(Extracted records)

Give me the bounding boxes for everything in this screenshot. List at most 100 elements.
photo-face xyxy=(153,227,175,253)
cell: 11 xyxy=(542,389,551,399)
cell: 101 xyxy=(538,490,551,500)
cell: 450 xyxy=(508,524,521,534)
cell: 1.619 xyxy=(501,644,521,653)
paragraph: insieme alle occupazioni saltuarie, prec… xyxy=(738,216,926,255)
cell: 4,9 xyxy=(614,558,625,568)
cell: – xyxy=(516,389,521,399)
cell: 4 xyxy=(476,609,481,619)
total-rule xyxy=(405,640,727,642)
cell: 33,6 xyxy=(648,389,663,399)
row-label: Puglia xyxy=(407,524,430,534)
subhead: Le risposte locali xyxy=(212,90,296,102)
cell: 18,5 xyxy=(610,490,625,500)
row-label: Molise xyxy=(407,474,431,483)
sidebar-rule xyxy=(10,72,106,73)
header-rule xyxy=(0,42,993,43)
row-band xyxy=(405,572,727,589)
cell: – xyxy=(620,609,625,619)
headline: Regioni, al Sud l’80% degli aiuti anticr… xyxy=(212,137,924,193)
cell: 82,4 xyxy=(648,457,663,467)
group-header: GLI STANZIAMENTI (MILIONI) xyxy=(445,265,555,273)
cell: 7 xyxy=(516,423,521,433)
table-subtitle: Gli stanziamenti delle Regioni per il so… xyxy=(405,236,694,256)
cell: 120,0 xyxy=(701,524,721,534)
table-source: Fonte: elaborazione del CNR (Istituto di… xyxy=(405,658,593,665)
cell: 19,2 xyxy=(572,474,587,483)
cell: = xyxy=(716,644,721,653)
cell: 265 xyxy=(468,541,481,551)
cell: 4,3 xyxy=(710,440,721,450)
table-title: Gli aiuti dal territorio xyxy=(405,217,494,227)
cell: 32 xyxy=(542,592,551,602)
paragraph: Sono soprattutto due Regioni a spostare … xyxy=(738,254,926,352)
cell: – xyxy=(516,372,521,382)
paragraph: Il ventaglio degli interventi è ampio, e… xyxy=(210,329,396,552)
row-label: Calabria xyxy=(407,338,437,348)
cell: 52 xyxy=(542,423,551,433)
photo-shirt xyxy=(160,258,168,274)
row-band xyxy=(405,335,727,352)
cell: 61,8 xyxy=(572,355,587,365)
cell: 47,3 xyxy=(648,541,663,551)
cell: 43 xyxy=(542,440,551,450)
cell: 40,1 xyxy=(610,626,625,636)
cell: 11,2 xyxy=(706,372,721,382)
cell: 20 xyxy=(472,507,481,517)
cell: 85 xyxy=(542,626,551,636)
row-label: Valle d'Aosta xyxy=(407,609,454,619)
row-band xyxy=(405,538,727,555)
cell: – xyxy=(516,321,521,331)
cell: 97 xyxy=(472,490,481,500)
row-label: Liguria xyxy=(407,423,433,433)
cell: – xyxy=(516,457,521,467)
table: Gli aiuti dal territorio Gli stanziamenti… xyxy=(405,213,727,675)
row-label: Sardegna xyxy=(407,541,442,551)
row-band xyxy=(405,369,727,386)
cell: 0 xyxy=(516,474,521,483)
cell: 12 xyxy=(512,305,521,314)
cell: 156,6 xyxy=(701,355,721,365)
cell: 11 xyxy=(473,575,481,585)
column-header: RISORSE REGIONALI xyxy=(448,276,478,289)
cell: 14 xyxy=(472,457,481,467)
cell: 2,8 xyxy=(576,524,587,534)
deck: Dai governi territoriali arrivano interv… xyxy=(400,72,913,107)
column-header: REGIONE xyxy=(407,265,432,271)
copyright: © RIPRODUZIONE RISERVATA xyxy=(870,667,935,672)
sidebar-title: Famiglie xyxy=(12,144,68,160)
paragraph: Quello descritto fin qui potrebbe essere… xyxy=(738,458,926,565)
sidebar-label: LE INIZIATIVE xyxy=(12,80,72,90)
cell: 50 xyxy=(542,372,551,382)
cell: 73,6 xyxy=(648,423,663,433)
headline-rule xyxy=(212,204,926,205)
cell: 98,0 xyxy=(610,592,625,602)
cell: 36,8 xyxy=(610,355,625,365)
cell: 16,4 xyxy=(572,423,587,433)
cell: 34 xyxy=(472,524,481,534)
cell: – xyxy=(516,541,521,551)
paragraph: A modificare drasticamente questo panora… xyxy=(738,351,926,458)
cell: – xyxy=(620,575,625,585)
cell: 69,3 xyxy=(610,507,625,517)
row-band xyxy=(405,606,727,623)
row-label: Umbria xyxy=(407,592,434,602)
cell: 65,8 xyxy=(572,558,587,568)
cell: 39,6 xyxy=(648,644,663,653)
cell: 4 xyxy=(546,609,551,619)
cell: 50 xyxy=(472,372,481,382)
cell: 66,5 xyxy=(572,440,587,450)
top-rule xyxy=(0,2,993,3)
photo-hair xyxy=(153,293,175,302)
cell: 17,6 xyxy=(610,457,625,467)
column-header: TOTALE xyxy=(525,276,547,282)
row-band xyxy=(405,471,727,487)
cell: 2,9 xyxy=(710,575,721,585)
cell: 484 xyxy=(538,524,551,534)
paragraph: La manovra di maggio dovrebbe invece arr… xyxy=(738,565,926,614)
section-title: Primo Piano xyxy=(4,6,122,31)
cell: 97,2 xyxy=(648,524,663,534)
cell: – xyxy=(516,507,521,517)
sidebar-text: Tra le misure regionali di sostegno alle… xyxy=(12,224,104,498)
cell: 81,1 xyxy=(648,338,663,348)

§ EXERCISE DESCRIPTION:
Return every line above that contains the string "headline".

§ COMPLETED EXERCISE:
headline: Regioni, al Sud l’80% degli aiuti anticr… xyxy=(212,137,924,193)
headline-rule xyxy=(212,204,926,205)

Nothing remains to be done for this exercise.